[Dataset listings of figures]
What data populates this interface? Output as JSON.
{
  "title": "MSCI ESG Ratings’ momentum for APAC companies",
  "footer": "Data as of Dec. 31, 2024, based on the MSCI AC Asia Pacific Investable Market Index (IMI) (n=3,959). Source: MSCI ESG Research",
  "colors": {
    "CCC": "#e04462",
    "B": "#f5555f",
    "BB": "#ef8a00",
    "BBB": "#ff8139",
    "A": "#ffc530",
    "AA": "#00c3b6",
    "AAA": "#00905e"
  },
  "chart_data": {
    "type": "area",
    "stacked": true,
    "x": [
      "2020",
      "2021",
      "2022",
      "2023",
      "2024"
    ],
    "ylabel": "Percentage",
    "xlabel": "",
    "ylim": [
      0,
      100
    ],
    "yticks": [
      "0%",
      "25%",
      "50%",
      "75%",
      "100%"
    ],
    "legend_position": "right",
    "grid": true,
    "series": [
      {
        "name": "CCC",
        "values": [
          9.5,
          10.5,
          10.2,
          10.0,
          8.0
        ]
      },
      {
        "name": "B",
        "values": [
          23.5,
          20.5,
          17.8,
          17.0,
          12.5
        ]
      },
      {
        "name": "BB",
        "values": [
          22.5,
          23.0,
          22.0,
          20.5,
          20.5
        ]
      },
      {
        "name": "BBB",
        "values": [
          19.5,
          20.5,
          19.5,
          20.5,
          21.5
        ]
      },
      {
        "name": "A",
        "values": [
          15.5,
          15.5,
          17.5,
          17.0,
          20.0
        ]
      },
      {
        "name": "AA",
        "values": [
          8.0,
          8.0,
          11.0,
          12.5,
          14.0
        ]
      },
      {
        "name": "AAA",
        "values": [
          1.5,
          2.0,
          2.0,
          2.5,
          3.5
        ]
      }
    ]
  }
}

■ Task: Each line above must be printed exactly as it appears.

■ Exercise answer:
What data populates this interface? Output as JSON.
{
  "title": "MSCI ESG Ratings’ momentum for APAC companies",
  "footer": "Data as of Dec. 31, 2024, based on the MSCI AC Asia Pacific Investable Market Index (IMI) (n=3,959). Source: MSCI ESG Research",
  "colors": {
    "CCC": "#e04462",
    "B": "#f5555f",
    "BB": "#ef8a00",
    "BBB": "#ff8139",
    "A": "#ffc530",
    "AA": "#00c3b6",
    "AAA": "#00905e"
  },
  "chart_data": {
    "type": "area",
    "stacked": true,
    "x": [
      "2020",
      "2021",
      "2022",
      "2023",
      "2024"
    ],
    "ylabel": "Percentage",
    "xlabel": "",
    "ylim": [
      0,
      100
    ],
    "yticks": [
      "0%",
      "25%",
      "50%",
      "75%",
      "100%"
    ],
    "legend_position": "right",
    "grid": true,
    "series": [
      {
        "name": "CCC",
        "values": [
          9.5,
          10.5,
          10.2,
          10.0,
          8.0
        ]
      },
      {
        "name": "B",
        "values": [
          23.5,
          20.5,
          17.8,
          17.0,
          12.5
        ]
      },
      {
        "name": "BB",
        "values": [
          22.5,
          23.0,
          22.0,
          20.5,
          20.5
        ]
      },
      {
        "name": "BBB",
        "values": [
          19.5,
          20.5,
          19.5,
          20.5,
          21.5
        ]
      },
      {
        "name": "A",
        "values": [
          15.5,
          15.5,
          17.5,
          17.0,
          20.0
        ]
      },
      {
        "name": "AA",
        "values": [
          8.0,
          8.0,
          11.0,
          12.5,
          14.0
        ]
      },
      {
        "name": "AAA",
        "values": [
          1.5,
          2.0,
          2.0,
          2.5,
          3.5
        ]
      }
    ]
  }
}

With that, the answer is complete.